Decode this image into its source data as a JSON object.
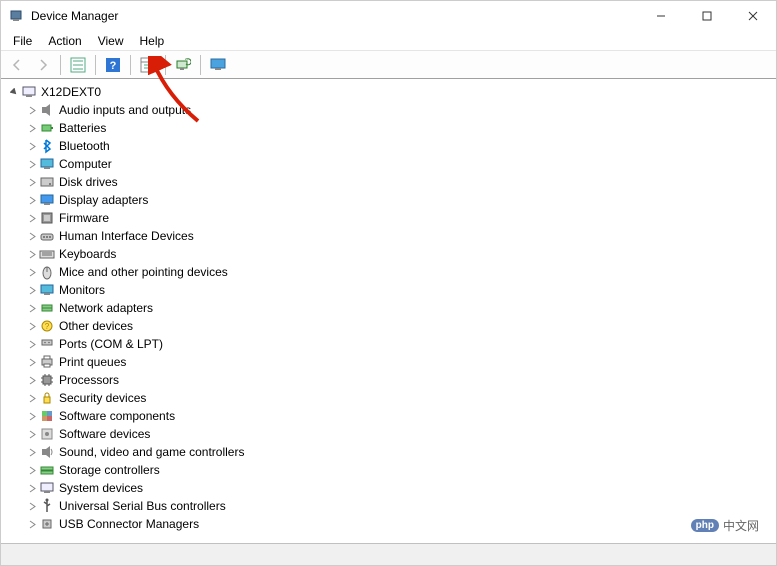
{
  "window": {
    "title": "Device Manager"
  },
  "menu": {
    "items": [
      "File",
      "Action",
      "View",
      "Help"
    ]
  },
  "toolbar": {
    "buttons": [
      {
        "name": "back-button",
        "icon": "arrow-left-icon",
        "disabled": true
      },
      {
        "name": "forward-button",
        "icon": "arrow-right-icon",
        "disabled": true
      },
      {
        "sep": true
      },
      {
        "name": "show-hide-tree-button",
        "icon": "tree-icon",
        "disabled": false
      },
      {
        "sep": true
      },
      {
        "name": "help-button",
        "icon": "help-icon",
        "disabled": false
      },
      {
        "sep": true
      },
      {
        "name": "properties-button",
        "icon": "properties-icon",
        "disabled": false
      },
      {
        "sep": true
      },
      {
        "name": "scan-hardware-button",
        "icon": "scan-icon",
        "disabled": false
      },
      {
        "sep": true
      },
      {
        "name": "devices-and-printers-button",
        "icon": "monitor-icon",
        "disabled": false
      }
    ]
  },
  "tree": {
    "root": {
      "label": "X12DEXT0",
      "expanded": true,
      "icon": "computer-root-icon"
    },
    "categories": [
      {
        "label": "Audio inputs and outputs",
        "icon": "audio-icon"
      },
      {
        "label": "Batteries",
        "icon": "battery-icon"
      },
      {
        "label": "Bluetooth",
        "icon": "bluetooth-icon"
      },
      {
        "label": "Computer",
        "icon": "computer-icon"
      },
      {
        "label": "Disk drives",
        "icon": "disk-icon"
      },
      {
        "label": "Display adapters",
        "icon": "display-icon"
      },
      {
        "label": "Firmware",
        "icon": "firmware-icon"
      },
      {
        "label": "Human Interface Devices",
        "icon": "hid-icon"
      },
      {
        "label": "Keyboards",
        "icon": "keyboard-icon"
      },
      {
        "label": "Mice and other pointing devices",
        "icon": "mouse-icon"
      },
      {
        "label": "Monitors",
        "icon": "monitor-device-icon"
      },
      {
        "label": "Network adapters",
        "icon": "network-icon"
      },
      {
        "label": "Other devices",
        "icon": "other-icon"
      },
      {
        "label": "Ports (COM & LPT)",
        "icon": "port-icon"
      },
      {
        "label": "Print queues",
        "icon": "printer-icon"
      },
      {
        "label": "Processors",
        "icon": "processor-icon"
      },
      {
        "label": "Security devices",
        "icon": "security-icon"
      },
      {
        "label": "Software components",
        "icon": "software-component-icon"
      },
      {
        "label": "Software devices",
        "icon": "software-device-icon"
      },
      {
        "label": "Sound, video and game controllers",
        "icon": "sound-icon"
      },
      {
        "label": "Storage controllers",
        "icon": "storage-icon"
      },
      {
        "label": "System devices",
        "icon": "system-icon"
      },
      {
        "label": "Universal Serial Bus controllers",
        "icon": "usb-icon"
      },
      {
        "label": "USB Connector Managers",
        "icon": "usb-connector-icon"
      }
    ]
  },
  "watermark": {
    "badge": "php",
    "text": "中文网"
  },
  "colors": {
    "annotation": "#d81e06",
    "bluetooth": "#0078d7",
    "help_bg": "#2e75d4"
  }
}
════
§ **Instruction**
Work out how many lines of the listing above include "controllers". Answer with the number and nothing more.

§ **Task answer**
3